Input -

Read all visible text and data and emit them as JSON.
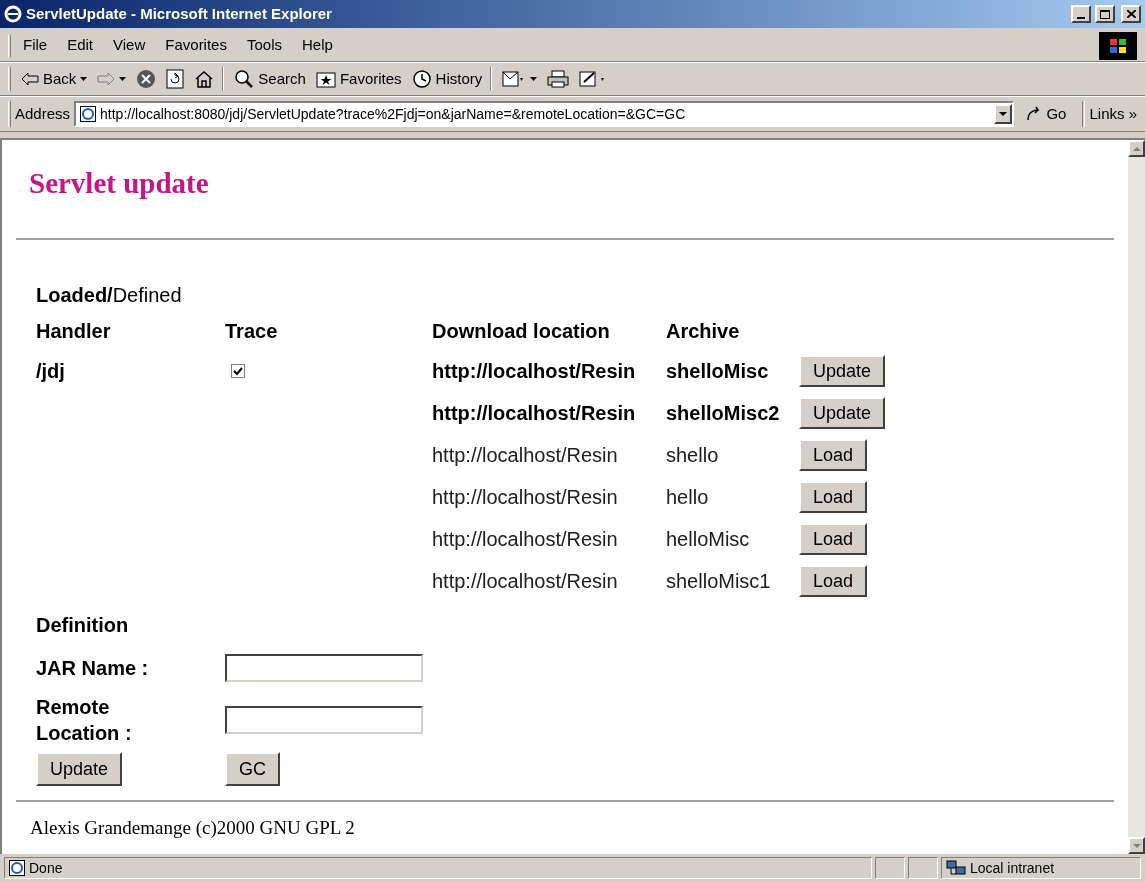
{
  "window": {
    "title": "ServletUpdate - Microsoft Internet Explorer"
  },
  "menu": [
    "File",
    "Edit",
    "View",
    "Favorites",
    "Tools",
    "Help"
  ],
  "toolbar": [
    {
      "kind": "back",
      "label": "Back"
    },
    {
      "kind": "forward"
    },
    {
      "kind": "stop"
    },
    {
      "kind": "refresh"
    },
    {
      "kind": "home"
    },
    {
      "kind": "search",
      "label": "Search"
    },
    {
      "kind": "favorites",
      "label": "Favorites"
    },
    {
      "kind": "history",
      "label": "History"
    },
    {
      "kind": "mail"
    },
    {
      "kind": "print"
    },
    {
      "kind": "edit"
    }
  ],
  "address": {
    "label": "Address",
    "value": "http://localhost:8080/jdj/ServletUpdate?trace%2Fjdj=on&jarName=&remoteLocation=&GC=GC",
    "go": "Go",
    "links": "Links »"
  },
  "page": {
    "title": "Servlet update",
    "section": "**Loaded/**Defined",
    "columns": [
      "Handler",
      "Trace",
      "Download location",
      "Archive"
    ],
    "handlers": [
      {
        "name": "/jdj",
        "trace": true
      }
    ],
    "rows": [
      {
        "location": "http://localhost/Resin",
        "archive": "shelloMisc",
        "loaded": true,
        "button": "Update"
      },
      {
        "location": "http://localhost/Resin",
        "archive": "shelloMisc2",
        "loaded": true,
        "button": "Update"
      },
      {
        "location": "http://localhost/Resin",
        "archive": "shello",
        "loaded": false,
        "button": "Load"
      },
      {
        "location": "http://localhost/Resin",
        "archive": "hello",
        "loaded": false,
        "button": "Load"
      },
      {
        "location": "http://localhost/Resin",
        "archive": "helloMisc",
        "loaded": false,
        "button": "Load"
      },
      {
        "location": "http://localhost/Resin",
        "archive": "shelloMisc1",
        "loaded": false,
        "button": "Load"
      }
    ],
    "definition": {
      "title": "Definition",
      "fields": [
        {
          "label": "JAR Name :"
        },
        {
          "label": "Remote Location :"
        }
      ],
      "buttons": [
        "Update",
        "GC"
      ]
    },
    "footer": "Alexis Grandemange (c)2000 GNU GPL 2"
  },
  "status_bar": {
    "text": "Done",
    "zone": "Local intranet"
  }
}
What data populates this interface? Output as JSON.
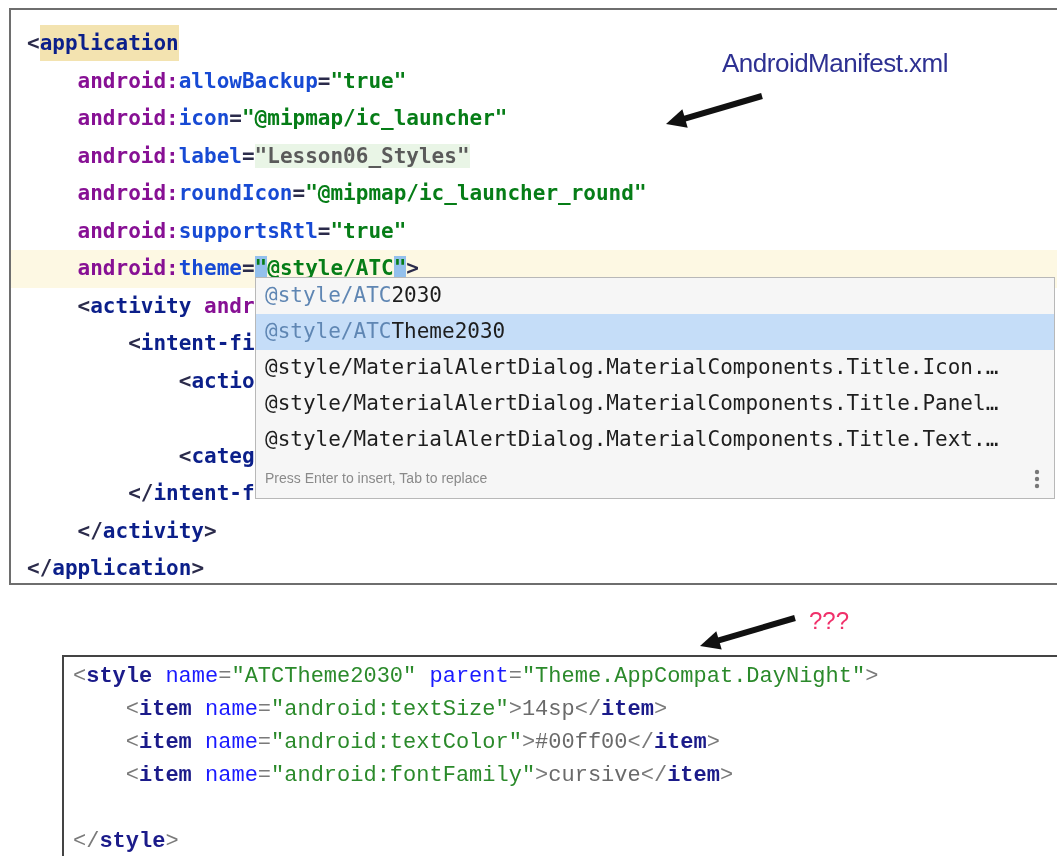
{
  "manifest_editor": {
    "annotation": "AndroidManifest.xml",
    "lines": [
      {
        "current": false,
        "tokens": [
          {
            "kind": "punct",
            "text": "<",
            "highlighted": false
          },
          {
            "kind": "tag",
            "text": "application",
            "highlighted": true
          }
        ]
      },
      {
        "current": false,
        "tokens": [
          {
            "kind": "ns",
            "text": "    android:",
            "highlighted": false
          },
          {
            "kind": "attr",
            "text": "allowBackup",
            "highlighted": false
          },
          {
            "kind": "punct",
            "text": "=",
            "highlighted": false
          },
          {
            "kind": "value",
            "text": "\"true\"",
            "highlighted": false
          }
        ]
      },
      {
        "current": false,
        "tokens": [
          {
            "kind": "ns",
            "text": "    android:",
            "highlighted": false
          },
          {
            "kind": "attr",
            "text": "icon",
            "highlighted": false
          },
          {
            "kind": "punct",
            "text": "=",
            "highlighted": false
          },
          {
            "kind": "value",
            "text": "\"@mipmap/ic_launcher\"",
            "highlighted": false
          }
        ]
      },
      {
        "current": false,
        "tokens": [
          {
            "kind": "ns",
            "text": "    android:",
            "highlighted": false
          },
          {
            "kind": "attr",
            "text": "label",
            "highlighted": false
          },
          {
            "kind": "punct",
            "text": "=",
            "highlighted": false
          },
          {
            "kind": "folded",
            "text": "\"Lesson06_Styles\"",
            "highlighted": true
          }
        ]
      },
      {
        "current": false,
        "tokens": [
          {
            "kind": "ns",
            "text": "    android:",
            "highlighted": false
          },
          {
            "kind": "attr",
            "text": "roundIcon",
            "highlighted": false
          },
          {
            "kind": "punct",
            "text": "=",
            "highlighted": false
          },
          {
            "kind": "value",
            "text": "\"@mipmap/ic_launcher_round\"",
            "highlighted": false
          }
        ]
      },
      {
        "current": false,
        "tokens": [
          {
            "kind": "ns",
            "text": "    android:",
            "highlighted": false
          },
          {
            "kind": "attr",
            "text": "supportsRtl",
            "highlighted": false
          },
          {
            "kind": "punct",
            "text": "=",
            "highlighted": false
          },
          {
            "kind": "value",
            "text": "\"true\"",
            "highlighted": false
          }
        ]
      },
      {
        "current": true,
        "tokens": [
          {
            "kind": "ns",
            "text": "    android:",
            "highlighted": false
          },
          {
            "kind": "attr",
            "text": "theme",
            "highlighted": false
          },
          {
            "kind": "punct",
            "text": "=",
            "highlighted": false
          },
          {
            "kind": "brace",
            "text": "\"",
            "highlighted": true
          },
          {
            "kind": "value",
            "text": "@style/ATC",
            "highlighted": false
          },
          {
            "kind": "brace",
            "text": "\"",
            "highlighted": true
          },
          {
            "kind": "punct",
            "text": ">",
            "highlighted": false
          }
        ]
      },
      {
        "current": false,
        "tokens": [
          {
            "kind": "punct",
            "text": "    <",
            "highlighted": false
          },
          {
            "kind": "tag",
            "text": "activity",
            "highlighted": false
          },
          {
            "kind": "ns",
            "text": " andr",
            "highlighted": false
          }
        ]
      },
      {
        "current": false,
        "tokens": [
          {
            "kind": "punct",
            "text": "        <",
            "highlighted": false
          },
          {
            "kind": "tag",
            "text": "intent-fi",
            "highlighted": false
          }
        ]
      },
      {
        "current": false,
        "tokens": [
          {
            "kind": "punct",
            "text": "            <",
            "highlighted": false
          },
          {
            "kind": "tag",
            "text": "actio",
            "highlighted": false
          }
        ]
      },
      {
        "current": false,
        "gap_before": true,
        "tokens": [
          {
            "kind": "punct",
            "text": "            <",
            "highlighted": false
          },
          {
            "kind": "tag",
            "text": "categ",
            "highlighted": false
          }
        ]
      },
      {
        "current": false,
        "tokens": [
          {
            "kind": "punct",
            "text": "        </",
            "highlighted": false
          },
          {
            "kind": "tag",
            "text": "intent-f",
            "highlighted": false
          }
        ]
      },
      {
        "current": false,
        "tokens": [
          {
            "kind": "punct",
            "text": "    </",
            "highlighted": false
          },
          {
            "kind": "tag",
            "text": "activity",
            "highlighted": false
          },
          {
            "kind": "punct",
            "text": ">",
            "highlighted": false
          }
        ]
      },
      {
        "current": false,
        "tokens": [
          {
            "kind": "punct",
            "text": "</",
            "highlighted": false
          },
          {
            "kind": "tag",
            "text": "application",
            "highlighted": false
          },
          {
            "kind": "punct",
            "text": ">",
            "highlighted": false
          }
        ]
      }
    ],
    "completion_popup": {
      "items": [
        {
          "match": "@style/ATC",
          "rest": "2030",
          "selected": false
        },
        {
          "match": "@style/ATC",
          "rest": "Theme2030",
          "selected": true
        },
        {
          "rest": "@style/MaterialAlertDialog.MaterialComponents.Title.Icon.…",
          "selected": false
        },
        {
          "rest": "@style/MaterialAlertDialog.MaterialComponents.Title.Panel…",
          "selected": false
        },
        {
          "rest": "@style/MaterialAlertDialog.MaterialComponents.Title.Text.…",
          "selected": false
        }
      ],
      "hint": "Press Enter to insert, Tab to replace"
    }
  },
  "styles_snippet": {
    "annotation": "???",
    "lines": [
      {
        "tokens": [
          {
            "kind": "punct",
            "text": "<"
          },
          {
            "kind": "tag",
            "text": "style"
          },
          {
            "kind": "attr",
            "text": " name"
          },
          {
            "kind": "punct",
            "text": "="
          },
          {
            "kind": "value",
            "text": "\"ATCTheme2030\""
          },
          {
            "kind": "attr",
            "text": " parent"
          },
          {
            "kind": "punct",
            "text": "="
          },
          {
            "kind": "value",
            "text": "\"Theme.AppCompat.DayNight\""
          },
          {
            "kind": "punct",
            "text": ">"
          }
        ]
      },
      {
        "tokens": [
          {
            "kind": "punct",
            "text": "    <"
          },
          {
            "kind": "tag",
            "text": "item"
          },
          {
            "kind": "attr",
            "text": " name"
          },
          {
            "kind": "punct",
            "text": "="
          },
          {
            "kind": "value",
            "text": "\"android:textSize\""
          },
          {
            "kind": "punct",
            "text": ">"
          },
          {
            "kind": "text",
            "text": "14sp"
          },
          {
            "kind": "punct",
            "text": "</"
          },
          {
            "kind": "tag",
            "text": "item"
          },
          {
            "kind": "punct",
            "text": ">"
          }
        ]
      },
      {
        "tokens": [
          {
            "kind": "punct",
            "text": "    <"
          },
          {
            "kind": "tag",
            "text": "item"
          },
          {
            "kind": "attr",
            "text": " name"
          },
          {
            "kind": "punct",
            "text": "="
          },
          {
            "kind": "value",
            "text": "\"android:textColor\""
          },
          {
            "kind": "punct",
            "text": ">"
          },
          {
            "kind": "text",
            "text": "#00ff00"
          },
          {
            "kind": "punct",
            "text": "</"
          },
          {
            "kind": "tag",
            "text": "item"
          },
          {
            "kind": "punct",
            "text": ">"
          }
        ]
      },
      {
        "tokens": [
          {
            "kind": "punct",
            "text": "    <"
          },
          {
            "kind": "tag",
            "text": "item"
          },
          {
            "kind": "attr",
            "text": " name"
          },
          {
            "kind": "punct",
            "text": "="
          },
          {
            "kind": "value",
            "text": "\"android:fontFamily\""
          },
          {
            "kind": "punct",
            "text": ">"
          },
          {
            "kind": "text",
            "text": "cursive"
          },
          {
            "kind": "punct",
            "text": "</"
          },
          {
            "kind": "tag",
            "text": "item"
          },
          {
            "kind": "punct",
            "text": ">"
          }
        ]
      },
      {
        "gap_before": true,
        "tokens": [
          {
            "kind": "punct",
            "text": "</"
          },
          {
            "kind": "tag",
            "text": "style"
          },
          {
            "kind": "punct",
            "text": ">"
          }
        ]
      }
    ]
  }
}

* * *

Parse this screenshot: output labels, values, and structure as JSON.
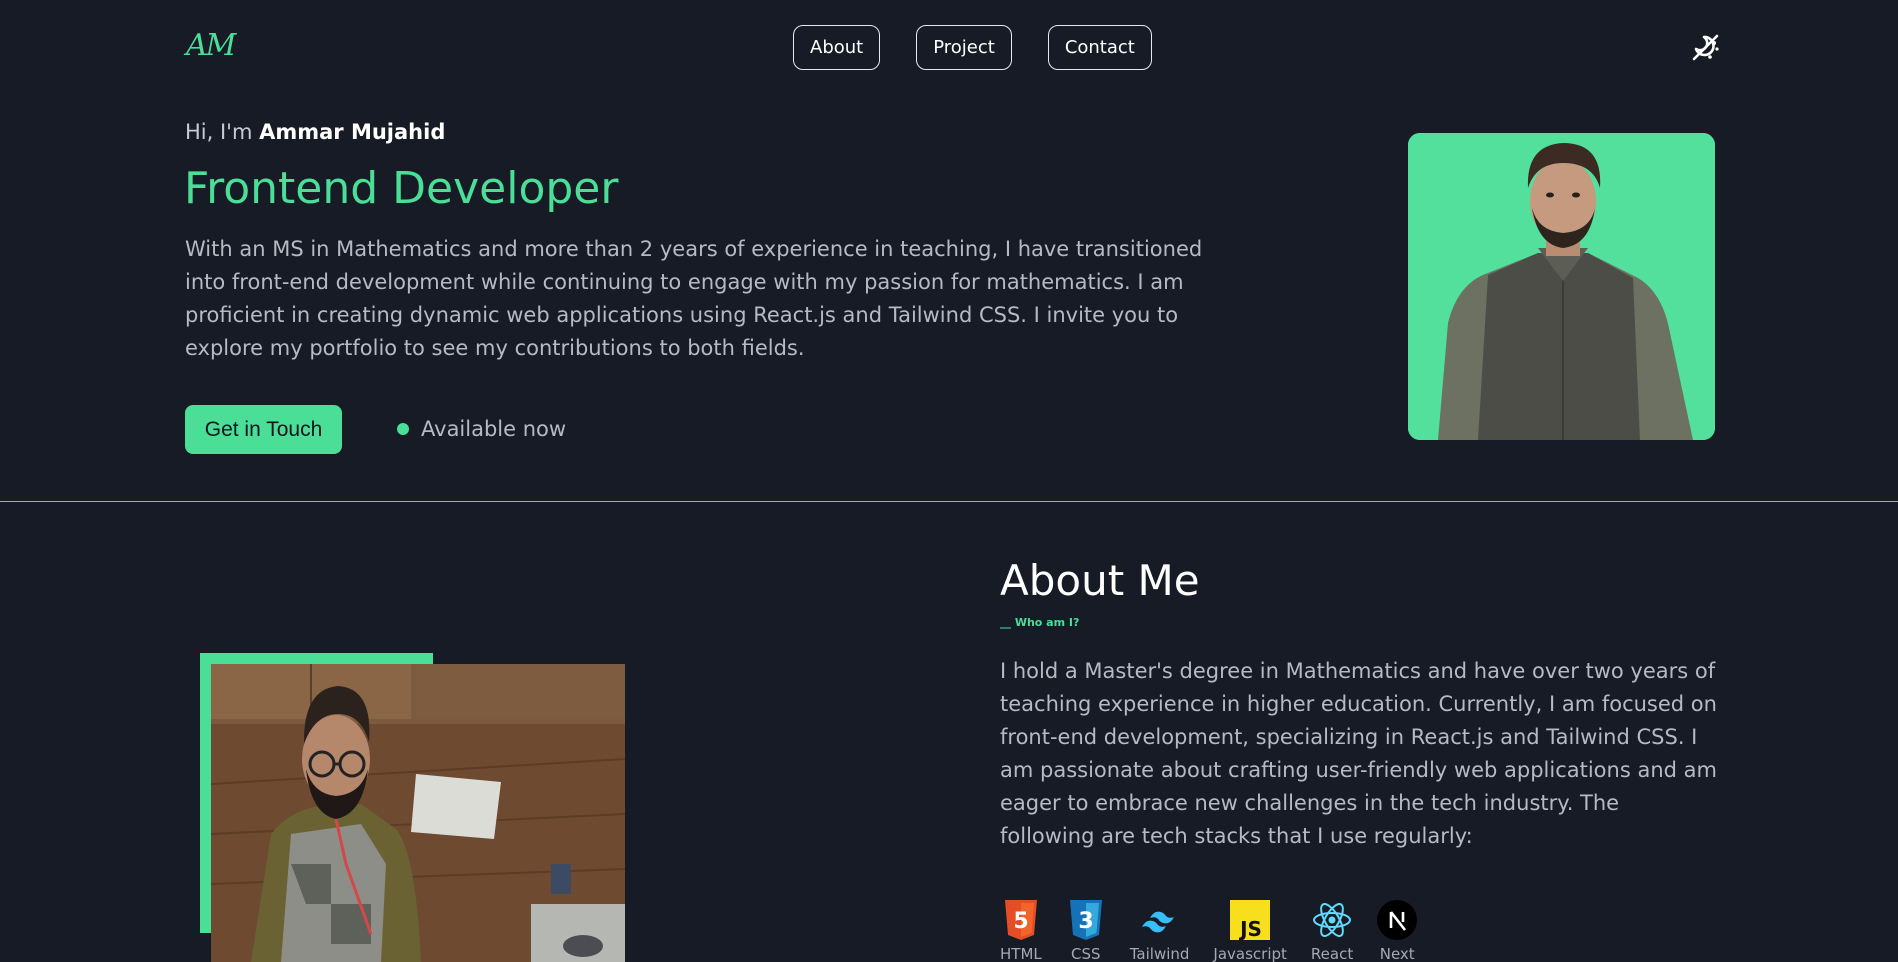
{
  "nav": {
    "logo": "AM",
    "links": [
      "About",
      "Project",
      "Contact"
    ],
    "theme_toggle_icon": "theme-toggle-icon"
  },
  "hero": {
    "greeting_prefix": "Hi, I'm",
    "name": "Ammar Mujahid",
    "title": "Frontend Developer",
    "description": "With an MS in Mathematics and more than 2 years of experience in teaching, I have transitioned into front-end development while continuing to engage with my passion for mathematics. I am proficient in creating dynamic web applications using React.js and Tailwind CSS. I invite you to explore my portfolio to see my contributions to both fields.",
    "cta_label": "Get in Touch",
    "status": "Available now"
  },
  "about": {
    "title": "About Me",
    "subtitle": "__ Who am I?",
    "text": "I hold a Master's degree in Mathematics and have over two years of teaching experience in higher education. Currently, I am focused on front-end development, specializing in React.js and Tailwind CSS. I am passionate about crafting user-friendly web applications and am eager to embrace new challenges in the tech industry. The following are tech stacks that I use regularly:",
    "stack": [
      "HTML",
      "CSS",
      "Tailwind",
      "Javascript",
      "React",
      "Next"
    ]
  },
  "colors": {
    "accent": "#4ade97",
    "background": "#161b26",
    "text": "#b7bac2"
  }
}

Work to do - Copy out each line of the material that holds the word "applications".

Task output -
    "description": "With an MS in Mathematics and more than 2 years of experience in teaching, I have transitioned into front-end development while continuing to engage with my passion for mathematics. I am proficient in creating dynamic web applications using React.js and Tailwind CSS. I invite you to explore my portfolio to see my contributions to both fields.",
    "text": "I hold a Master's degree in Mathematics and have over two years of teaching experience in higher education. Currently, I am focused on front-end development, specializing in React.js and Tailwind CSS. I am passionate about crafting user-friendly web applications and am eager to embrace new challenges in the tech industry. The following are tech stacks that I use regularly:",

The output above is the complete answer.